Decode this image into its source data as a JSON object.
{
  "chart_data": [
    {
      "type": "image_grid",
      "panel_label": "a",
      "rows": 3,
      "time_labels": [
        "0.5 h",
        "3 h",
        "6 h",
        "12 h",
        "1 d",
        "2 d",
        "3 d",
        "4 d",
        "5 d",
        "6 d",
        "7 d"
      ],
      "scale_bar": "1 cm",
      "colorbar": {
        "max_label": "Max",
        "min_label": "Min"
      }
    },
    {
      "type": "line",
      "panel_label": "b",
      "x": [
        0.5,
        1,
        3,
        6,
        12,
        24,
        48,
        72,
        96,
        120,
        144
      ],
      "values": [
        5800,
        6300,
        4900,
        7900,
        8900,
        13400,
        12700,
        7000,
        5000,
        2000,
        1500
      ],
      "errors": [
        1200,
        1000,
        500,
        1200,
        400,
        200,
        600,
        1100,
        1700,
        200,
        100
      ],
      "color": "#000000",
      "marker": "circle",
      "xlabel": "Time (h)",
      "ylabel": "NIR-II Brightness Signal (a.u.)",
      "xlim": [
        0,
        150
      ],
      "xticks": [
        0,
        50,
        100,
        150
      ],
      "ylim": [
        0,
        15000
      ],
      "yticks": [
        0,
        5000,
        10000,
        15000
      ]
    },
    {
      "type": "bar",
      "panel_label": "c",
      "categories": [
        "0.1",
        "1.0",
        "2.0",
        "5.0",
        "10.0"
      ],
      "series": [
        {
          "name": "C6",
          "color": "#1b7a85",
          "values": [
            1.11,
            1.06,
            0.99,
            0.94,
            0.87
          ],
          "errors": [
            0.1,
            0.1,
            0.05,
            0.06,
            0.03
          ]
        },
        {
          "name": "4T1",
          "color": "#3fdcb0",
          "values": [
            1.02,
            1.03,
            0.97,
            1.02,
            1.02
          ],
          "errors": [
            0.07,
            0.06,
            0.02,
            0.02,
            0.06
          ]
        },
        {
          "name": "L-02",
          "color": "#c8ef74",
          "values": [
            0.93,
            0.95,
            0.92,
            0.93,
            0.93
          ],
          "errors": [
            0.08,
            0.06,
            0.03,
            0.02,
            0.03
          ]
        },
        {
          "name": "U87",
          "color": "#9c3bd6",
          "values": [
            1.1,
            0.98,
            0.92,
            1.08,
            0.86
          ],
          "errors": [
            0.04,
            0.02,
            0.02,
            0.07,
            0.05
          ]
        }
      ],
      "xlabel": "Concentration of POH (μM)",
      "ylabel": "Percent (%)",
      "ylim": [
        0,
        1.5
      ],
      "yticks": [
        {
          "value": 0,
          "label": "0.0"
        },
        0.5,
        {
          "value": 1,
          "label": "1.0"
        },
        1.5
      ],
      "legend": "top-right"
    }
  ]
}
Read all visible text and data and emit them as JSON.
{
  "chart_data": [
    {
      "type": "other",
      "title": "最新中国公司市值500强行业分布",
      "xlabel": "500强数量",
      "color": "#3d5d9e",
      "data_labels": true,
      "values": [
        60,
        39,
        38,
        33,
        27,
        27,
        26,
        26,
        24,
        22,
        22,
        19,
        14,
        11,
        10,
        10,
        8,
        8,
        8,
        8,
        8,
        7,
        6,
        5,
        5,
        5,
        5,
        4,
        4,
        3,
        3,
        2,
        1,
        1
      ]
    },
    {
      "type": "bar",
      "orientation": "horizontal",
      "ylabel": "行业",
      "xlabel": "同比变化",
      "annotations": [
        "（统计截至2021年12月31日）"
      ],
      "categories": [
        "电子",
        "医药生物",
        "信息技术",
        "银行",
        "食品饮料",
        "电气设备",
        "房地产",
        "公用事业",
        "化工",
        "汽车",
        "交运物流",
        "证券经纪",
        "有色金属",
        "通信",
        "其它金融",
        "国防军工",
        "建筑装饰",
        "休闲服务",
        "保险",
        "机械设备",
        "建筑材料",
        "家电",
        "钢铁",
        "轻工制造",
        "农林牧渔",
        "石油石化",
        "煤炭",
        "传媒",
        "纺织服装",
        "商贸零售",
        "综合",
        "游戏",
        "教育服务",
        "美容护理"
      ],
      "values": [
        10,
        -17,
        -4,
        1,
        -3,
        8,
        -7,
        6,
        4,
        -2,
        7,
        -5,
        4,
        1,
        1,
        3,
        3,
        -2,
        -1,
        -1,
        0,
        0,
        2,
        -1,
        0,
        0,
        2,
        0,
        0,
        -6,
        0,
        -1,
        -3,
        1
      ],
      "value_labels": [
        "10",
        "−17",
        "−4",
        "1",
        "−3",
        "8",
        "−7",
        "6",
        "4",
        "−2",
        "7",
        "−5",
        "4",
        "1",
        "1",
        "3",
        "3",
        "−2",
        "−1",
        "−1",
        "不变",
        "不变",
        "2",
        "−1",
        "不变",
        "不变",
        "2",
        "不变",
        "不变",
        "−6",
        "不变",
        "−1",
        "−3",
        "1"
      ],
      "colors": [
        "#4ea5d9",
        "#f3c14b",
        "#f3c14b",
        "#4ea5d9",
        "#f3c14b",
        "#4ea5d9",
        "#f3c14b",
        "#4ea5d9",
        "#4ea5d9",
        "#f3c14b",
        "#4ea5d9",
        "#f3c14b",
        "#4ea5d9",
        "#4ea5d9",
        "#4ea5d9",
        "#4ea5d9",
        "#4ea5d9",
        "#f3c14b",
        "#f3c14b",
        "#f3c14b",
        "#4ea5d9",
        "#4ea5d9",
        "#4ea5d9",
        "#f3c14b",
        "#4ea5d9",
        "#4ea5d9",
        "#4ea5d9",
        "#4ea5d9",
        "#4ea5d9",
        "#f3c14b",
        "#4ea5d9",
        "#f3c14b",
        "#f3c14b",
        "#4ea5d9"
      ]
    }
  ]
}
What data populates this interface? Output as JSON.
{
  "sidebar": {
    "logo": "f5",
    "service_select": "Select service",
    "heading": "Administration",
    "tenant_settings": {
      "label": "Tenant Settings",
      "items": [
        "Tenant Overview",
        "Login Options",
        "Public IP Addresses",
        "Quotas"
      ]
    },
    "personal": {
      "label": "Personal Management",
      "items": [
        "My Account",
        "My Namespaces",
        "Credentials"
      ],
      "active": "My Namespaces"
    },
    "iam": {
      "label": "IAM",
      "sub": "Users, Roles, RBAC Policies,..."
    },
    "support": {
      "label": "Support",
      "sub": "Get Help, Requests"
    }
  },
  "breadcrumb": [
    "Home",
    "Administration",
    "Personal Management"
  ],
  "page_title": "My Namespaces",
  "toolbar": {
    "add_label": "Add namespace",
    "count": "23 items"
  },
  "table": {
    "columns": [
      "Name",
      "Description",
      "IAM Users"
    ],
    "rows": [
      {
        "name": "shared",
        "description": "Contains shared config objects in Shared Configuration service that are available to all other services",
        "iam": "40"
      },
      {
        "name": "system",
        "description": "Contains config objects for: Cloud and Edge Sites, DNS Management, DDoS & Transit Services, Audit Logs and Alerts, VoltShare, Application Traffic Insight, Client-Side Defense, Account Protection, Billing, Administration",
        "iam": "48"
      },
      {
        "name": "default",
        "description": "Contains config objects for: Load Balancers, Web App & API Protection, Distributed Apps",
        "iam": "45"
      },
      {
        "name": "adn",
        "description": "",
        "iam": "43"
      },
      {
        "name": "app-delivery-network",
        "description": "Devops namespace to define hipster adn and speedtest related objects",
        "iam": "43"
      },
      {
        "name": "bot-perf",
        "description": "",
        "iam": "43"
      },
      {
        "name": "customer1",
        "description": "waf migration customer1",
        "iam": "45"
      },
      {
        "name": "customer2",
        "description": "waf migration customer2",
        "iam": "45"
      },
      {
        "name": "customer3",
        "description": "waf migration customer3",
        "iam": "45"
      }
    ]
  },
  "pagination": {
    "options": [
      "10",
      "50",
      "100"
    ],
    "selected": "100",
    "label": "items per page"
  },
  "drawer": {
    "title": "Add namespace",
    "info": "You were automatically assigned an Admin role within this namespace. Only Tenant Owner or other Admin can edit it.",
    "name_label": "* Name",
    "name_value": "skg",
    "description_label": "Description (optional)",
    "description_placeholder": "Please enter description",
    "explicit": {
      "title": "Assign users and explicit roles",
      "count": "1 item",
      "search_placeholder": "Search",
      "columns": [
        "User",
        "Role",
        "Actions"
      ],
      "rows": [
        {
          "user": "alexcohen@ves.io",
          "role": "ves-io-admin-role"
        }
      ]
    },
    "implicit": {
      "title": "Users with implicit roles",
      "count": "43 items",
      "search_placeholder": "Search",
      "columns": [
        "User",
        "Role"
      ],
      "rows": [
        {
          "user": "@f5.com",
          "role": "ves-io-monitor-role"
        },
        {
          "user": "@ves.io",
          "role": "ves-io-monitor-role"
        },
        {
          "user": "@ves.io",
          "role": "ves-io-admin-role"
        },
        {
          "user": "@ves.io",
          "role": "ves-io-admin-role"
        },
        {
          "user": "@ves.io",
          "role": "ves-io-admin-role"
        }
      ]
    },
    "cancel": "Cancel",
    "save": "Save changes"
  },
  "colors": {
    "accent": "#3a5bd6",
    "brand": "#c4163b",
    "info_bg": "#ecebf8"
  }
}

***

Short problem: Copy every line in the entries above that has the string "ylabel" in it.

Finished exercise:
      "ylabel": "NIR-II Brightness Signal (a.u.)",
      "ylabel": "Percent (%)",
      "ylabel": "行业",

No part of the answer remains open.